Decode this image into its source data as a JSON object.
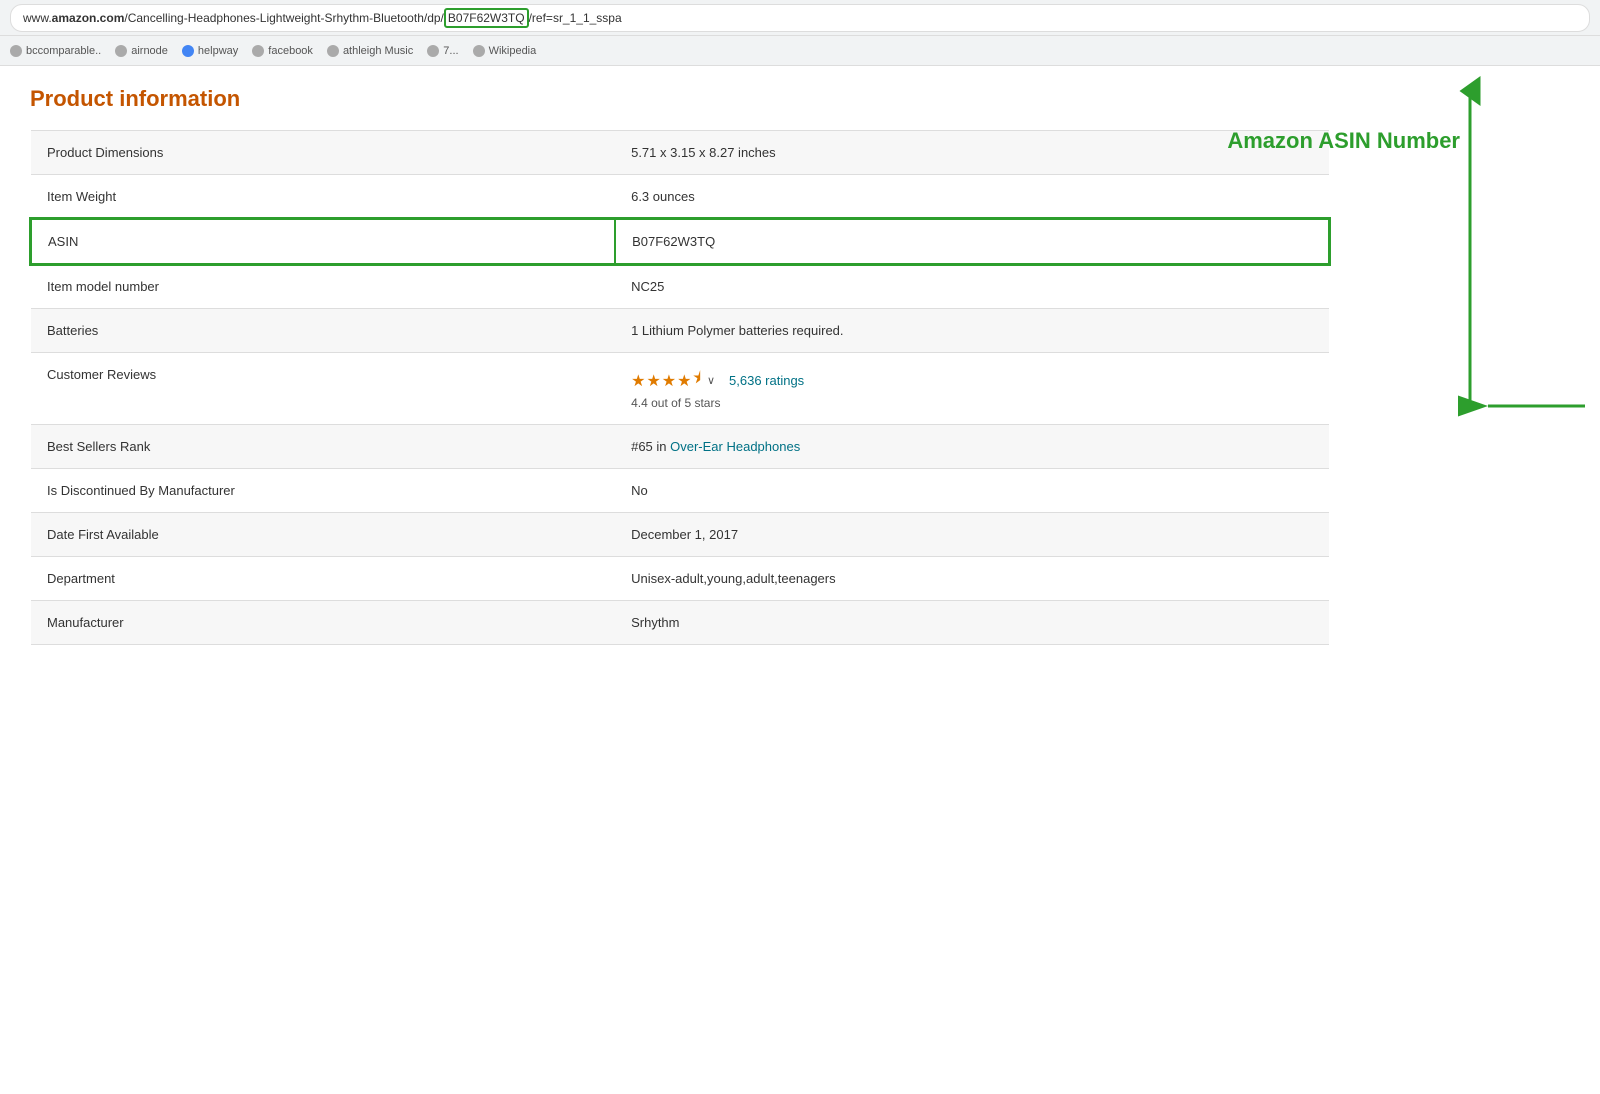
{
  "browser": {
    "url_prefix": "www.",
    "url_domain": "amazon.com",
    "url_path": "/Cancelling-Headphones-Lightweight-Srhythm-Bluetooth/dp/",
    "url_asin": "B07F62W3TQ",
    "url_suffix": "/ref=sr_1_1_sspa",
    "bookmarks": [
      {
        "label": "bccomparable..",
        "dot": "gray"
      },
      {
        "label": "airnode",
        "dot": "gray"
      },
      {
        "label": "helpway",
        "dot": "blue"
      },
      {
        "label": "facebook",
        "dot": "gray"
      },
      {
        "label": "athleigh Music",
        "dot": "gray"
      },
      {
        "label": "7...",
        "dot": "gray"
      },
      {
        "label": "Wikipedia",
        "dot": "gray"
      }
    ]
  },
  "page": {
    "heading": "Product information"
  },
  "table": {
    "rows": [
      {
        "label": "Product Dimensions",
        "value": "5.71 x 3.15 x 8.27 inches"
      },
      {
        "label": "Item Weight",
        "value": "6.3 ounces",
        "highlight": false
      },
      {
        "label": "ASIN",
        "value": "B07F62W3TQ",
        "highlight": true
      },
      {
        "label": "Item model number",
        "value": "NC25"
      },
      {
        "label": "Batteries",
        "value": "1 Lithium Polymer batteries required."
      },
      {
        "label": "Customer Reviews",
        "value_type": "stars",
        "stars": 4,
        "half": true,
        "ratings_count": "5,636 ratings",
        "rating_text": "4.4 out of 5 stars"
      },
      {
        "label": "Best Sellers Rank",
        "value_type": "bsr",
        "rank": "#65",
        "category": "Over-Ear Headphones"
      },
      {
        "label": "Is Discontinued By Manufacturer",
        "value": "No"
      },
      {
        "label": "Date First Available",
        "value": "December 1, 2017"
      },
      {
        "label": "Department",
        "value": "Unisex-adult,young,adult,teenagers"
      },
      {
        "label": "Manufacturer",
        "value": "Srhythm"
      }
    ]
  },
  "annotation": {
    "label": "Amazon ASIN Number"
  },
  "colors": {
    "green": "#2d9e2d",
    "orange_heading": "#c45500",
    "link_blue": "#007185",
    "star_orange": "#e07b00"
  }
}
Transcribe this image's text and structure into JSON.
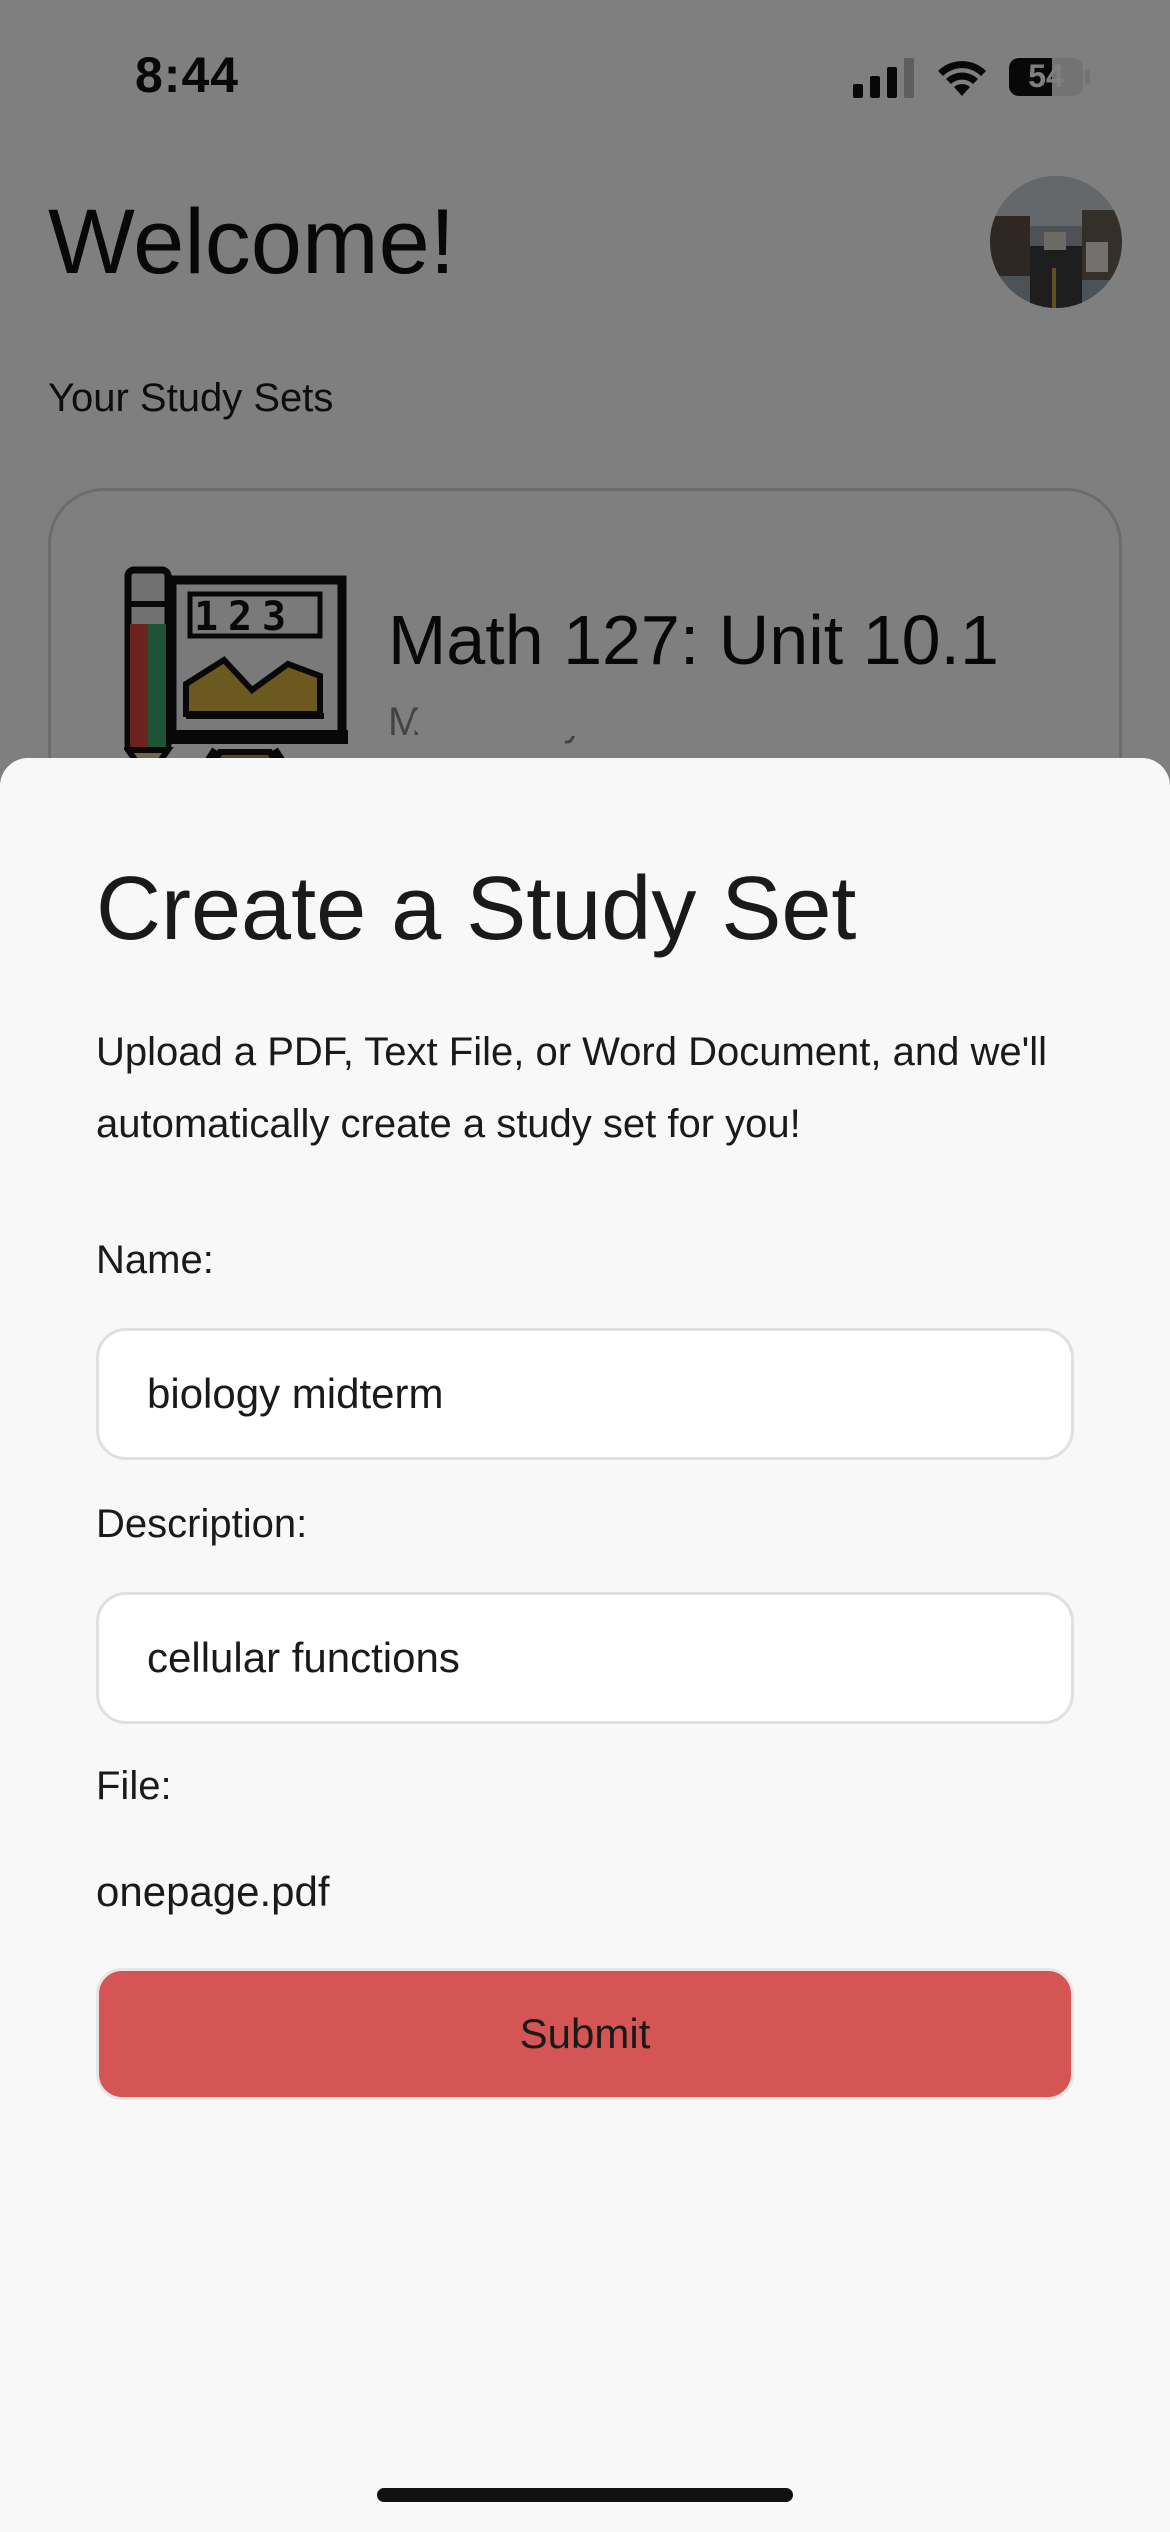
{
  "status_bar": {
    "time": "8:44",
    "battery": "54"
  },
  "home": {
    "welcome": "Welcome!",
    "section_label": "Your Study Sets",
    "study_sets": [
      {
        "title": "Math 127: Unit 10.1",
        "subtitle": "Math study set",
        "icon": "presentation-chart-icon"
      }
    ]
  },
  "modal": {
    "title": "Create a Study Set",
    "description": "Upload a PDF, Text File, or Word Document, and we'll automatically create a study set for you!",
    "name_label": "Name:",
    "name_value": "biology midterm",
    "description_label": "Description:",
    "description_value": "cellular functions",
    "file_label": "File:",
    "file_name": "onepage.pdf",
    "submit_label": "Submit"
  },
  "colors": {
    "accent": "#d55454",
    "sheet_background": "#f8f8f8",
    "overlay": "rgba(0,0,0,0.5)"
  }
}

GIVEN PROBLEM: Your task is to set down exactly the lines that run from the line holding "Transcribe this image's" through the close of the entries, including both ends. Pictures stay out.

EXERCISE SOLUTION:
Transcribe this image's text and structure into JSON.
{
  "status_bar": {
    "time": "8:44",
    "battery": "54"
  },
  "home": {
    "welcome": "Welcome!",
    "section_label": "Your Study Sets",
    "study_sets": [
      {
        "title": "Math 127: Unit 10.1",
        "subtitle": "Math study set",
        "icon": "presentation-chart-icon"
      }
    ]
  },
  "modal": {
    "title": "Create a Study Set",
    "description": "Upload a PDF, Text File, or Word Document, and we'll automatically create a study set for you!",
    "name_label": "Name:",
    "name_value": "biology midterm",
    "description_label": "Description:",
    "description_value": "cellular functions",
    "file_label": "File:",
    "file_name": "onepage.pdf",
    "submit_label": "Submit"
  },
  "colors": {
    "accent": "#d55454",
    "sheet_background": "#f8f8f8",
    "overlay": "rgba(0,0,0,0.5)"
  }
}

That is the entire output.